▶ _SELECTED EXCERPT_:
##############################

Tuesday, March 31, 2009

In Search of the Elusive Milk - Attempt #2

I was excited to find a can of condensed milk thinking I'd make myself some of that coffee with condensed milk without the trip to Chinatown. It seemed like the logical thing to do while I was desperate for coffee but would do anything but leave the house to buy milk.

With this milk, the condensed part was certainly a misnomer since it had expanded so much inside that both ends were bulging!!!!

When I opened the can it made a hissing noise. I was prepared to drain it down the sink as I did the other. Well, with an expiration date of 5/97 the draining of chunky milk time had well passed. The can was wrong!! It was condensed after all but unfortunately it was into a solid orangey mass!!

Does orange milk come from orange cows????

"Don't Want To Be An Angel Yet" Food Cake

I came across a package of angel food cake mix from 1989. If you notice on the bottom right side of the back they seem to be using a glass soda bottle to prop it up!

If you look at the side you can see that the nutrition fact label is not the new style introduced in the 90s.

##############################

▶ _MATERIAL_:
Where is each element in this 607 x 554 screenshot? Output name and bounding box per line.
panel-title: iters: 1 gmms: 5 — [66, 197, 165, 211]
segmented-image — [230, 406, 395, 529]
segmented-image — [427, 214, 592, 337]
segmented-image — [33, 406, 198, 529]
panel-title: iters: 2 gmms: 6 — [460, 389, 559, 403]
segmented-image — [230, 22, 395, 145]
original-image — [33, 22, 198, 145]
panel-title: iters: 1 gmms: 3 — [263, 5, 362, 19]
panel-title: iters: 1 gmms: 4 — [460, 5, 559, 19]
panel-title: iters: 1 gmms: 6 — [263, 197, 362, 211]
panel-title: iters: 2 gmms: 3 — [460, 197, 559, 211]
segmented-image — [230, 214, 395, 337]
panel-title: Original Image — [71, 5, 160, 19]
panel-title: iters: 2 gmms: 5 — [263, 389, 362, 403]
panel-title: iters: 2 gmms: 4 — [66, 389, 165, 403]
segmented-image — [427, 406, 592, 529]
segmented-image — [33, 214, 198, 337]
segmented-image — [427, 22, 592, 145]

##############################

▶ _YOUR TASKS_:
1 - Please reproduce the blog post about old pantry finds starting at "With this milk, the" and ending at "prop it up!", replacing "can" with "tin".
2 - Answer these questions about the blog post on old pantry finds:
(a) What expiration date was on the can of condensed milk?
(b) What year was the package of angel food cake mix from?
(c) What seems to be propping up the cake mix package on the back?

▶ _SOLUTIONS IN ORDER_:
1 -
With this milk, the condensed part was certainly a misnomer since it had expanded so much inside that both ends were bulging!!!!

When I opened the tin it made a hissing noise. I was prepared to drain it down the sink as I did the other. Well, with an expiration date of 5/97 the draining of chunky milk time had well passed. The tin was wrong!! It was condensed after all but unfortunately it was into a solid orangey mass!!

Does orange milk come from orange cows????

"Don't Want To Be An Angel Yet" Food Cake

I came across a package of angel food cake mix from 1989. If you notice on the bottom right side of the back they seem to be using a glass soda bottle to prop it up!

2 -
(a) 5/97
(b) 1989
(c) A glass soda bottle